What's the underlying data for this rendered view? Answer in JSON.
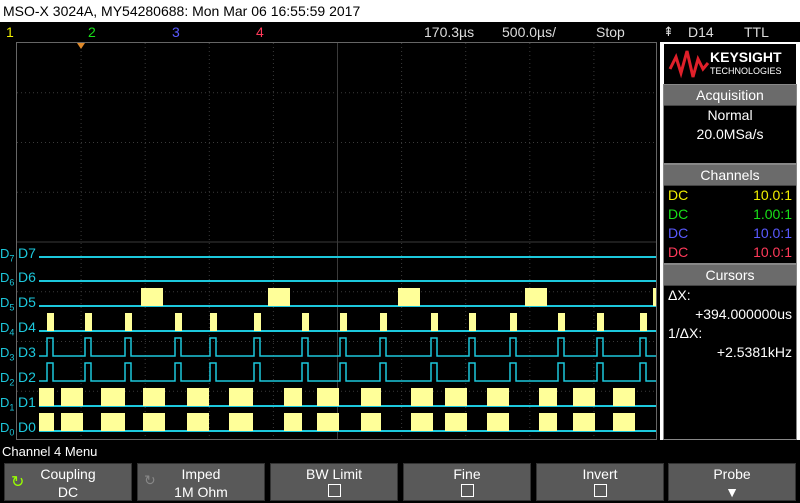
{
  "title": "MSO-X 3024A, MY54280688: Mon Mar 06 16:55:59 2017",
  "status": {
    "ch1": "1",
    "ch2": "2",
    "ch3": "3",
    "ch4": "4",
    "delay": "170.3µs",
    "timebase": "500.0µs/",
    "run_state": "Stop",
    "trigger_src": "D14",
    "trigger_level": "TTL"
  },
  "logo": {
    "brand": "KEYSIGHT",
    "sub": "TECHNOLOGIES"
  },
  "acquisition": {
    "header": "Acquisition",
    "mode": "Normal",
    "rate": "20.0MSa/s"
  },
  "channels": {
    "header": "Channels",
    "rows": [
      {
        "coupling": "DC",
        "probe": "10.0:1",
        "color": "#f2f000"
      },
      {
        "coupling": "DC",
        "probe": "1.00:1",
        "color": "#19e019"
      },
      {
        "coupling": "DC",
        "probe": "10.0:1",
        "color": "#5a5aff"
      },
      {
        "coupling": "DC",
        "probe": "10.0:1",
        "color": "#ff3a5a"
      }
    ]
  },
  "cursors": {
    "header": "Cursors",
    "dx_label": "ΔX:",
    "dx_value": "+394.000000us",
    "inv_label": "1/ΔX:",
    "inv_value": "+2.5381kHz"
  },
  "digital": [
    {
      "sub": "7",
      "name": "D7"
    },
    {
      "sub": "6",
      "name": "D6"
    },
    {
      "sub": "5",
      "name": "D5"
    },
    {
      "sub": "4",
      "name": "D4"
    },
    {
      "sub": "3",
      "name": "D3"
    },
    {
      "sub": "2",
      "name": "D2"
    },
    {
      "sub": "1",
      "name": "D1"
    },
    {
      "sub": "0",
      "name": "D0"
    }
  ],
  "menu_title": "Channel 4 Menu",
  "softkeys": [
    {
      "label": "Coupling",
      "value": "DC"
    },
    {
      "label": "Imped",
      "value": "1M Ohm"
    },
    {
      "label": "BW Limit",
      "value": ""
    },
    {
      "label": "Fine",
      "value": ""
    },
    {
      "label": "Invert",
      "value": ""
    },
    {
      "label": "Probe",
      "value": ""
    }
  ],
  "colors": {
    "digital_trace": "#1cc8dc",
    "digital_fill": "#ffff99",
    "grid": "#3a3a3a"
  }
}
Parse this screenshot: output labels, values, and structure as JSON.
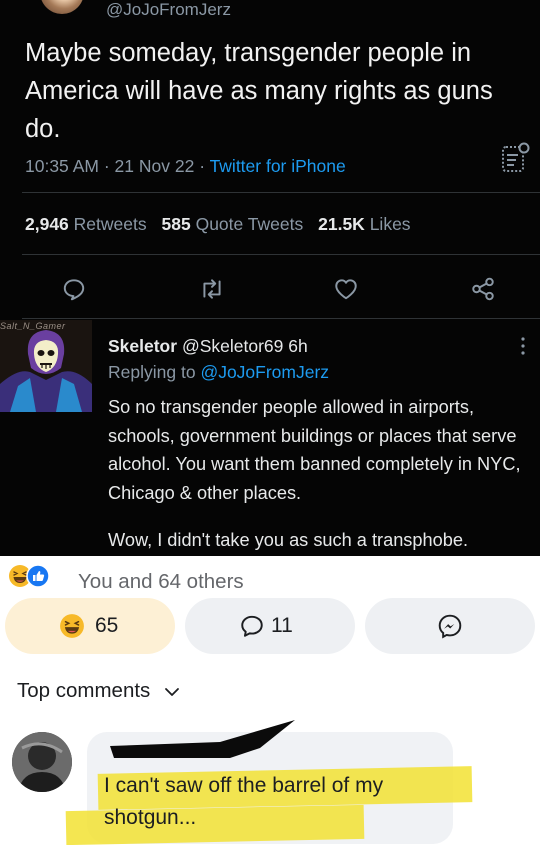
{
  "tweet": {
    "handle": "@JoJoFromJerz",
    "text": "Maybe someday, transgender people in America will have as many rights as guns do.",
    "time": "10:35 AM",
    "dot": "·",
    "date": "21 Nov 22",
    "source": "Twitter for iPhone",
    "retweets_count": "2,946",
    "retweets_label": "Retweets",
    "quotes_count": "585",
    "quotes_label": "Quote Tweets",
    "likes_count": "21.5K",
    "likes_label": "Likes",
    "icons": [
      "reply-icon",
      "retweet-icon",
      "like-icon",
      "share-icon",
      "analytics-icon"
    ]
  },
  "reply": {
    "watermark": "Salt_N_Gamer",
    "name": "Skeletor",
    "handle": "@Skeletor69",
    "age": "6h",
    "replying_prefix": "Replying to",
    "replying_to": "@JoJoFromJerz",
    "body": "So no transgender people allowed in airports, schools, government buildings or places that serve alcohol. You want them banned completely in NYC, Chicago & other places.",
    "last_line": "Wow, I didn't take you as such a transphobe."
  },
  "facebook": {
    "reactions_summary": "You and 64 others",
    "haha_count": "65",
    "comment_count": "11",
    "top_comments_label": "Top comments",
    "comment_text": "I can't saw off the barrel of my shotgun...",
    "colors": {
      "haha_pill": "#fdf0d5",
      "neutral_pill": "#eef0f3",
      "highlight": "#f2e232",
      "blue": "#1d9bf0"
    }
  }
}
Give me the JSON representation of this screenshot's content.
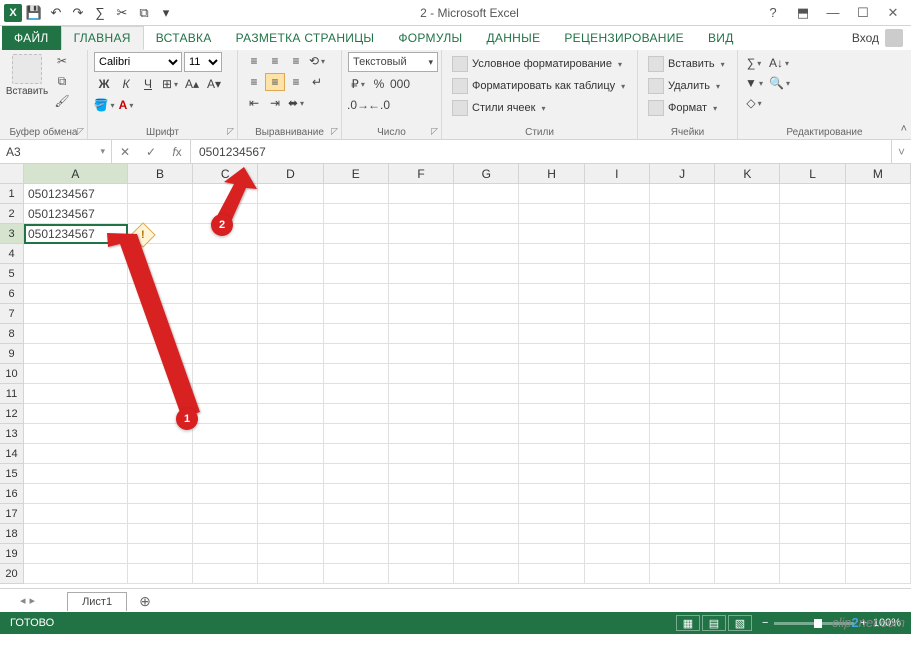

━━━━━━━━━━

**Your objective:** Return all the entries word for word, but omit any pictures they contain.

**Result for this exercise:**
What's the underlying data for this rendered view? Answer in JSON.
{
  "title": "MSO-X 3024A, MY54280688: Mon Mar 06 16:55:59 2017",
  "status": {
    "ch1": "1",
    "ch2": "2",
    "ch3": "3",
    "ch4": "4",
    "delay": "170.3µs",
    "timebase": "500.0µs/",
    "run_state": "Stop",
    "trigger_src": "D14",
    "trigger_level": "TTL"
  },
  "logo": {
    "brand": "KEYSIGHT",
    "sub": "TECHNOLOGIES"
  },
  "acquisition": {
    "header": "Acquisition",
    "mode": "Normal",
    "rate": "20.0MSa/s"
  },
  "channels": {
    "header": "Channels",
    "rows": [
      {
        "coupling": "DC",
        "probe": "10.0:1",
        "color": "#f2f000"
      },
      {
        "coupling": "DC",
        "probe": "1.00:1",
        "color": "#19e019"
      },
      {
        "coupling": "DC",
        "probe": "10.0:1",
        "color": "#5a5aff"
      },
      {
        "coupling": "DC",
        "probe": "10.0:1",
        "color": "#ff3a5a"
      }
    ]
  },
  "cursors": {
    "header": "Cursors",
    "dx_label": "ΔX:",
    "dx_value": "+394.000000us",
    "inv_label": "1/ΔX:",
    "inv_value": "+2.5381kHz"
  },
  "digital": [
    {
      "sub": "7",
      "name": "D7"
    },
    {
      "sub": "6",
      "name": "D6"
    },
    {
      "sub": "5",
      "name": "D5"
    },
    {
      "sub": "4",
      "name": "D4"
    },
    {
      "sub": "3",
      "name": "D3"
    },
    {
      "sub": "2",
      "name": "D2"
    },
    {
      "sub": "1",
      "name": "D1"
    },
    {
      "sub": "0",
      "name": "D0"
    }
  ],
  "menu_title": "Channel 4 Menu",
  "softkeys": [
    {
      "label": "Coupling",
      "value": "DC"
    },
    {
      "label": "Imped",
      "value": "1M Ohm"
    },
    {
      "label": "BW Limit",
      "value": ""
    },
    {
      "label": "Fine",
      "value": ""
    },
    {
      "label": "Invert",
      "value": ""
    },
    {
      "label": "Probe",
      "value": ""
    }
  ],
  "colors": {
    "digital_trace": "#1cc8dc",
    "digital_fill": "#ffff99",
    "grid": "#3a3a3a"
  }
}
Parse this screenshot: output labels, values, and structure as JSON.
{
  "tweet": {
    "handle": "@JoJoFromJerz",
    "text": "Maybe someday, transgender people in America will have as many rights as guns do.",
    "time": "10:35 AM",
    "dot": "·",
    "date": "21 Nov 22",
    "source": "Twitter for iPhone",
    "retweets_count": "2,946",
    "retweets_label": "Retweets",
    "quotes_count": "585",
    "quotes_label": "Quote Tweets",
    "likes_count": "21.5K",
    "likes_label": "Likes",
    "icons": [
      "reply-icon",
      "retweet-icon",
      "like-icon",
      "share-icon",
      "analytics-icon"
    ]
  },
  "reply": {
    "watermark": "Salt_N_Gamer",
    "name": "Skeletor",
    "handle": "@Skeletor69",
    "age": "6h",
    "replying_prefix": "Replying to",
    "replying_to": "@JoJoFromJerz",
    "body": "So no transgender people allowed in airports, schools, government buildings or places that serve alcohol. You want them banned completely in NYC, Chicago & other places.",
    "last_line": "Wow, I didn't take you as such a transphobe."
  },
  "facebook": {
    "reactions_summary": "You and 64 others",
    "haha_count": "65",
    "comment_count": "11",
    "top_comments_label": "Top comments",
    "comment_text": "I can't saw off the barrel of my shotgun...",
    "colors": {
      "haha_pill": "#fdf0d5",
      "neutral_pill": "#eef0f3",
      "highlight": "#f2e232",
      "blue": "#1d9bf0"
    }
  }
}
Give me the JSON representation of this screenshot's content.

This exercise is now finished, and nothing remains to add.